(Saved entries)
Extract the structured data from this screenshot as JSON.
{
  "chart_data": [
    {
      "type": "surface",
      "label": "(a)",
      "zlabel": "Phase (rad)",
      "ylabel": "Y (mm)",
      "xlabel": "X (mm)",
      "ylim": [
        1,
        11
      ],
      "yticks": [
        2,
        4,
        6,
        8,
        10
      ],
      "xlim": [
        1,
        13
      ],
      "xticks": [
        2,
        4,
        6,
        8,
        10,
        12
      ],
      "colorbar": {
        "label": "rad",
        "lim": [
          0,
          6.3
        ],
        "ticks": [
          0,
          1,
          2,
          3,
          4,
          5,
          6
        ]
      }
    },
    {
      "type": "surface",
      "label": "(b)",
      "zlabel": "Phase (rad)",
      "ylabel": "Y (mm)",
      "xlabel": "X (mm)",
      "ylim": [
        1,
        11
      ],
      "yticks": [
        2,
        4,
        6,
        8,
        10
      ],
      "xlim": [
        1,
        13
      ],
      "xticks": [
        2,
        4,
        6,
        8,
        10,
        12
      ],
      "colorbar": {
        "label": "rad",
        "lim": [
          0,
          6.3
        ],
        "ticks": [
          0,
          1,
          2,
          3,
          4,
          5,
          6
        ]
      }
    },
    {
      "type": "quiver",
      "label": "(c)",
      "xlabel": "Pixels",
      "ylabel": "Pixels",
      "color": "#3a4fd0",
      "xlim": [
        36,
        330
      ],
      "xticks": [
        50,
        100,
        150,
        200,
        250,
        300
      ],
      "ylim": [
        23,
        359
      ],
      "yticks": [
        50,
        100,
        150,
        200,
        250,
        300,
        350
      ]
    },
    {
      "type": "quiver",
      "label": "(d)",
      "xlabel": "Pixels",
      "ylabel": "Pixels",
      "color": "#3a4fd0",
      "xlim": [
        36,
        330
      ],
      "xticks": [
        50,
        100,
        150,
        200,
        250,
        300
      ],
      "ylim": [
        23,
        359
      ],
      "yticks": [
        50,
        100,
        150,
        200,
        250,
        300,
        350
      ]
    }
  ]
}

PROBLEM DETAILS ▸ Output the entries exactly.

FULL ANSWER ▸
Extract the structured data from this screenshot as JSON.
{
  "chart_data": [
    {
      "type": "surface",
      "label": "(a)",
      "zlabel": "Phase (rad)",
      "ylabel": "Y (mm)",
      "xlabel": "X (mm)",
      "ylim": [
        1,
        11
      ],
      "yticks": [
        2,
        4,
        6,
        8,
        10
      ],
      "xlim": [
        1,
        13
      ],
      "xticks": [
        2,
        4,
        6,
        8,
        10,
        12
      ],
      "colorbar": {
        "label": "rad",
        "lim": [
          0,
          6.3
        ],
        "ticks": [
          0,
          1,
          2,
          3,
          4,
          5,
          6
        ]
      }
    },
    {
      "type": "surface",
      "label": "(b)",
      "zlabel": "Phase (rad)",
      "ylabel": "Y (mm)",
      "xlabel": "X (mm)",
      "ylim": [
        1,
        11
      ],
      "yticks": [
        2,
        4,
        6,
        8,
        10
      ],
      "xlim": [
        1,
        13
      ],
      "xticks": [
        2,
        4,
        6,
        8,
        10,
        12
      ],
      "colorbar": {
        "label": "rad",
        "lim": [
          0,
          6.3
        ],
        "ticks": [
          0,
          1,
          2,
          3,
          4,
          5,
          6
        ]
      }
    },
    {
      "type": "quiver",
      "label": "(c)",
      "xlabel": "Pixels",
      "ylabel": "Pixels",
      "color": "#3a4fd0",
      "xlim": [
        36,
        330
      ],
      "xticks": [
        50,
        100,
        150,
        200,
        250,
        300
      ],
      "ylim": [
        23,
        359
      ],
      "yticks": [
        50,
        100,
        150,
        200,
        250,
        300,
        350
      ]
    },
    {
      "type": "quiver",
      "label": "(d)",
      "xlabel": "Pixels",
      "ylabel": "Pixels",
      "color": "#3a4fd0",
      "xlim": [
        36,
        330
      ],
      "xticks": [
        50,
        100,
        150,
        200,
        250,
        300
      ],
      "ylim": [
        23,
        359
      ],
      "yticks": [
        50,
        100,
        150,
        200,
        250,
        300,
        350
      ]
    }
  ]
}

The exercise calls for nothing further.